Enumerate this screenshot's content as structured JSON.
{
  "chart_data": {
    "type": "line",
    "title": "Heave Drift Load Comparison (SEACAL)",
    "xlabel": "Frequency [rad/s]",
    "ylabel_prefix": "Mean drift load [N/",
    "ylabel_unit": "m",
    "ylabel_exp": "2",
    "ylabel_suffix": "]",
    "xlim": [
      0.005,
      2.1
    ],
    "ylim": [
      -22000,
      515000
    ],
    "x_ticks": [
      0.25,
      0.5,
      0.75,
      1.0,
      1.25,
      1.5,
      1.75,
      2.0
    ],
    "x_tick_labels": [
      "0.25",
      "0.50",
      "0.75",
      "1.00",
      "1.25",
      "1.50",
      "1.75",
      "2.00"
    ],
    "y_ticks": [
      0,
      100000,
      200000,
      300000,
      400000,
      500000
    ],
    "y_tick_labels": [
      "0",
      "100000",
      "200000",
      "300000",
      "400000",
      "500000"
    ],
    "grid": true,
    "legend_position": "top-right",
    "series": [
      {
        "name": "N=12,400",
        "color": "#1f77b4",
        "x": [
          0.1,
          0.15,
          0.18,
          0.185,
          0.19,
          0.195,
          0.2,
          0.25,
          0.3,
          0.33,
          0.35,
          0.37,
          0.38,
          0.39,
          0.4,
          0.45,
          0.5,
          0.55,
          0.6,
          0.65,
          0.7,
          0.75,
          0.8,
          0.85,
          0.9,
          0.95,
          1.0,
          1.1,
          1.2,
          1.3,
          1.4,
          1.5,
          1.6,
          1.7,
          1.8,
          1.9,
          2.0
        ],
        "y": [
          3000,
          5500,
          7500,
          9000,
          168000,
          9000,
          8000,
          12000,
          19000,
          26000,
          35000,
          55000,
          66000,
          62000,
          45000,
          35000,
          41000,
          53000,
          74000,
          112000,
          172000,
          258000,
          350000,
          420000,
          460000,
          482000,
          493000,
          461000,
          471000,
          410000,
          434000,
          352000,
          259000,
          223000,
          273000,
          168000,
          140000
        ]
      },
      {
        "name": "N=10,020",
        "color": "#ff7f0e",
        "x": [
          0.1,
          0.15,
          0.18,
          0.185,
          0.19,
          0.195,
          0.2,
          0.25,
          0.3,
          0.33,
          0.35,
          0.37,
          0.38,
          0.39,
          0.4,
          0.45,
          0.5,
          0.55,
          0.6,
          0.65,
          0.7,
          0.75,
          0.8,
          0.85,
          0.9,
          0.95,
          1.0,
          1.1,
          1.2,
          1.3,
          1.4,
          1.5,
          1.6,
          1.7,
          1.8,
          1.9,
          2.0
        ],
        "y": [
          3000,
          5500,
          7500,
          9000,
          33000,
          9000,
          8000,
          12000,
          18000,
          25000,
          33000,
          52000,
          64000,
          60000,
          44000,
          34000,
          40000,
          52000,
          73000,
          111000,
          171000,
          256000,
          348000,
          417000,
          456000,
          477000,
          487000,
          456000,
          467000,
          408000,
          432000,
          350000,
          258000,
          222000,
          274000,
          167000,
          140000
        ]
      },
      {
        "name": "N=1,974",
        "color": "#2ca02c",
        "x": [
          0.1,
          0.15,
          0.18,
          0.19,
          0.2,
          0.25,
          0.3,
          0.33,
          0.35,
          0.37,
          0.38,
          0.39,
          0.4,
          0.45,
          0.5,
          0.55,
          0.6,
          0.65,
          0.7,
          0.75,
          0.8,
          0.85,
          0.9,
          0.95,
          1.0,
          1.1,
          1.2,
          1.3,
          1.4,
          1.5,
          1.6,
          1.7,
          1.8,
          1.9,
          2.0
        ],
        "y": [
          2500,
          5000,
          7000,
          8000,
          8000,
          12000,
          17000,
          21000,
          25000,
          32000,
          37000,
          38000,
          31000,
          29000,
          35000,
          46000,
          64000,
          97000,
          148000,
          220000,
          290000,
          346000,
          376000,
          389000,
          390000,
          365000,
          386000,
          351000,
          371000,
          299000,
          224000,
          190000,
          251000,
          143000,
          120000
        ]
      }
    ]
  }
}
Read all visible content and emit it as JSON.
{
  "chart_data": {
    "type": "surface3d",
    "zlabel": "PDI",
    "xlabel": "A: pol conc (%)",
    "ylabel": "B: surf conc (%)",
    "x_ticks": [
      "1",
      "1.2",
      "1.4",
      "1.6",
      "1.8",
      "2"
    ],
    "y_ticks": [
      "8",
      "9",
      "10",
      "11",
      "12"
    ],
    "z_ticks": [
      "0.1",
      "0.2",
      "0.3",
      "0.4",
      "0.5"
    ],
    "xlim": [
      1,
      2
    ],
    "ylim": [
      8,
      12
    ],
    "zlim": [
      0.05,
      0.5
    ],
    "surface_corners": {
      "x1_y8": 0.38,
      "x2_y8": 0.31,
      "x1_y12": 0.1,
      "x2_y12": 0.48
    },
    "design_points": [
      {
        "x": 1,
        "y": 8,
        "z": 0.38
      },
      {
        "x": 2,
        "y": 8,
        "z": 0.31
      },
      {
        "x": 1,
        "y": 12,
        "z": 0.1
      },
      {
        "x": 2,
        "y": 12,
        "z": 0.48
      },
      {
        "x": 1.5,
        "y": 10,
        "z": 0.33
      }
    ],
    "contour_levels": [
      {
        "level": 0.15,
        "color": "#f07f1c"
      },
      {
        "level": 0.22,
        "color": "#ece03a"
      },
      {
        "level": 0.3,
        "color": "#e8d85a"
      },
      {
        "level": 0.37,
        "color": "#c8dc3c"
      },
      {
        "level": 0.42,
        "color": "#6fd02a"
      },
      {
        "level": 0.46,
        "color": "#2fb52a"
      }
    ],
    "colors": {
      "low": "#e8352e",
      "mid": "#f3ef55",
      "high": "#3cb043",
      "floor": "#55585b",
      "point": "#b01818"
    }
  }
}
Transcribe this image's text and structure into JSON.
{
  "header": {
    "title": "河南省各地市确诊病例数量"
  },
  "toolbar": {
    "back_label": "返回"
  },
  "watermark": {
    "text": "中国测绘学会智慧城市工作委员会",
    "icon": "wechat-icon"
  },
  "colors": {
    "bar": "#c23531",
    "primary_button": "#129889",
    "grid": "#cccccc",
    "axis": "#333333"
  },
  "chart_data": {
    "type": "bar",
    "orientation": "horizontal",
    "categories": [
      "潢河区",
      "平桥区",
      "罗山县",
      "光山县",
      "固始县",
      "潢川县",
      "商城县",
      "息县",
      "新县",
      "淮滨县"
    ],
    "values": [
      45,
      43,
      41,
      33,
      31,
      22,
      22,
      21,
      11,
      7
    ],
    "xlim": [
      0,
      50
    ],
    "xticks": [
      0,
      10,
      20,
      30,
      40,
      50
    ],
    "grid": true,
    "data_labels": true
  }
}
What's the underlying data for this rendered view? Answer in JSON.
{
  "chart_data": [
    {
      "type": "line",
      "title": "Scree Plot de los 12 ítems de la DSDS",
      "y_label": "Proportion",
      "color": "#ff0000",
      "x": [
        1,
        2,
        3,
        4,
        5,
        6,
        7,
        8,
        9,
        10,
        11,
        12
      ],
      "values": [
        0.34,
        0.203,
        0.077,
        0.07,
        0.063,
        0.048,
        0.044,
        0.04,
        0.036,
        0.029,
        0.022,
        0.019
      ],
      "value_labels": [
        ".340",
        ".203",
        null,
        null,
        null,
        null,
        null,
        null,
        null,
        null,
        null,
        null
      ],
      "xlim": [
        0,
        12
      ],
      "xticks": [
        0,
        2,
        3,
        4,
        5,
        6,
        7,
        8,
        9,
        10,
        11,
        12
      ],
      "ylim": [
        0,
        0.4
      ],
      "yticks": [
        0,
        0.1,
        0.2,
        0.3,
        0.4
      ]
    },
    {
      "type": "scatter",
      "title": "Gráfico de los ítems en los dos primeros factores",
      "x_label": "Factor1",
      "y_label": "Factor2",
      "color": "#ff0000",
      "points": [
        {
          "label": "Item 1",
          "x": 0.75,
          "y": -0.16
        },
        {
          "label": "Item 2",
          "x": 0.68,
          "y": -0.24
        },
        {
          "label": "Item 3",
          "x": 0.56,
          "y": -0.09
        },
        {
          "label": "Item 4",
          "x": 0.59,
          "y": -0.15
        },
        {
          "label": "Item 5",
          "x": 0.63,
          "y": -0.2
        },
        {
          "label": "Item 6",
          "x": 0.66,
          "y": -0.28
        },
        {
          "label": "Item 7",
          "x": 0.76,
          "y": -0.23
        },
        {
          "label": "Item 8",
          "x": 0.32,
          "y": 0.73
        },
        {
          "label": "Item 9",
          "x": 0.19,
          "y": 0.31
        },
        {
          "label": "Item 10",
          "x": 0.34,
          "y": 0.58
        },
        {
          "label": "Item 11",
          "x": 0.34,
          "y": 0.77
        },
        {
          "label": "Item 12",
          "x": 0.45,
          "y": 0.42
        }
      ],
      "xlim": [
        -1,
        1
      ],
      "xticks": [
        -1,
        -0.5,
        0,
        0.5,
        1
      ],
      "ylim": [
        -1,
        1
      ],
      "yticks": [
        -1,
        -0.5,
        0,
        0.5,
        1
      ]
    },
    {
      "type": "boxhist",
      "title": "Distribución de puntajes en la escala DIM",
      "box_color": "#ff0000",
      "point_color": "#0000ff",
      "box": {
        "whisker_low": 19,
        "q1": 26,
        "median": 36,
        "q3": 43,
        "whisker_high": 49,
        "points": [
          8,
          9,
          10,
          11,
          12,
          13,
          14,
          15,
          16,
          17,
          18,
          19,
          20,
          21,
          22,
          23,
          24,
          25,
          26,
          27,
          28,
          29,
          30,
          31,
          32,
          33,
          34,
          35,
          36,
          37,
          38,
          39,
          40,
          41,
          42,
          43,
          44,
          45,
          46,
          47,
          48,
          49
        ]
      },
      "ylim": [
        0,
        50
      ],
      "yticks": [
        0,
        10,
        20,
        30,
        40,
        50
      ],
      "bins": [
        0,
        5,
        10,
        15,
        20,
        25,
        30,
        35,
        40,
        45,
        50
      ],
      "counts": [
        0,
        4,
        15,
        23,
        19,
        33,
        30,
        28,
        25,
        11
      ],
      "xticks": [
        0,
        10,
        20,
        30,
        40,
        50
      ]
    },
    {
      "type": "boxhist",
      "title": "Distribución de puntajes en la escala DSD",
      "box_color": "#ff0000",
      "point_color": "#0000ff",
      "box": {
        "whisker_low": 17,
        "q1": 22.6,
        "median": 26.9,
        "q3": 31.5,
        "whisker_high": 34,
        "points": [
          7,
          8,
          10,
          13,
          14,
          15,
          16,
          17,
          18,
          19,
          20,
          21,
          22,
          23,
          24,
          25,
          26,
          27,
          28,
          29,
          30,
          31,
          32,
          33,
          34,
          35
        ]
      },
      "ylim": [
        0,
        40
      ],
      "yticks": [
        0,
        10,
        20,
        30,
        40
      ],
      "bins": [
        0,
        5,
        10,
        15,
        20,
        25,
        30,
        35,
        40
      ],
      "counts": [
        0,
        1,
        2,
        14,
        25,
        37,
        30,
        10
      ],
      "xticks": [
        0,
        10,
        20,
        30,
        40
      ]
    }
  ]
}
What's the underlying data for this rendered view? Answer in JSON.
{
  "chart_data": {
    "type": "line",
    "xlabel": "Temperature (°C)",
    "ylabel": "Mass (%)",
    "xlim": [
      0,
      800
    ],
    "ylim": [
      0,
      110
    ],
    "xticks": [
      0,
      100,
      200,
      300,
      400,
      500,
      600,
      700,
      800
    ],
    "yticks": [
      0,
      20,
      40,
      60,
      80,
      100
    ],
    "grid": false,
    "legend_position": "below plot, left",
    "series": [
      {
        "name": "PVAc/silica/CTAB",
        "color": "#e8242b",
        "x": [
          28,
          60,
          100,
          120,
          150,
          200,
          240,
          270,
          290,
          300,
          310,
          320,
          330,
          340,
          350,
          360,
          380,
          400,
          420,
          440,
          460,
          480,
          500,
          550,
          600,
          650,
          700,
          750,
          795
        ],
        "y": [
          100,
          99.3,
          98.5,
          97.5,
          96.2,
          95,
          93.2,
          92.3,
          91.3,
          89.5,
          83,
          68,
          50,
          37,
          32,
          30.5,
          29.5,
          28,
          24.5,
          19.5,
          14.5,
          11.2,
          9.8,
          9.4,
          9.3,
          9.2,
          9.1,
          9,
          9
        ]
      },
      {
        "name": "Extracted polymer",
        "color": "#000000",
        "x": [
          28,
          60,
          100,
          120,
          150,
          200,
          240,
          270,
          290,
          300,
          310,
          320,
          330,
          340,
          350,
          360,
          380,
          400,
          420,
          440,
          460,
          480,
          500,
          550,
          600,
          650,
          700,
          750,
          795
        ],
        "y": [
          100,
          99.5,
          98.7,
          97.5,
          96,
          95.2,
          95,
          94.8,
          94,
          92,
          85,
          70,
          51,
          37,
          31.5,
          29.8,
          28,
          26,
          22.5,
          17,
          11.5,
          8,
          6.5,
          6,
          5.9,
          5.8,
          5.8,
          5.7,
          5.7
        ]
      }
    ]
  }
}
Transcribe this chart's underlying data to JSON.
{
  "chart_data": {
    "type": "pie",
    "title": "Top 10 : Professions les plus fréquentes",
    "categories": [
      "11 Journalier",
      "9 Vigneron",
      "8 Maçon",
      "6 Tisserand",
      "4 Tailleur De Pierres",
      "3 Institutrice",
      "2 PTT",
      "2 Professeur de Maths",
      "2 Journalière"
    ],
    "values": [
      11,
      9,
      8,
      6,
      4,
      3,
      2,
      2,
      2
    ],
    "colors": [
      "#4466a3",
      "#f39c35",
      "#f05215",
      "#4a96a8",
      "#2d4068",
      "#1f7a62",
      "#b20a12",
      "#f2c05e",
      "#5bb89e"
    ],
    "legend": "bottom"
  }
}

> WHAT YOU HAVE TO DO:
Repeat only the lines running from the line that contains "Transcribe this chart's" through the last line above, inclusive.

> WRITTEN RESPONSE:
Transcribe this chart's underlying data to JSON.
{
  "chart_data": {
    "type": "pie",
    "title": "Top 10 : Professions les plus fréquentes",
    "categories": [
      "11 Journalier",
      "9 Vigneron",
      "8 Maçon",
      "6 Tisserand",
      "4 Tailleur De Pierres",
      "3 Institutrice",
      "2 PTT",
      "2 Professeur de Maths",
      "2 Journalière"
    ],
    "values": [
      11,
      9,
      8,
      6,
      4,
      3,
      2,
      2,
      2
    ],
    "colors": [
      "#4466a3",
      "#f39c35",
      "#f05215",
      "#4a96a8",
      "#2d4068",
      "#1f7a62",
      "#b20a12",
      "#f2c05e",
      "#5bb89e"
    ],
    "legend": "bottom"
  }
}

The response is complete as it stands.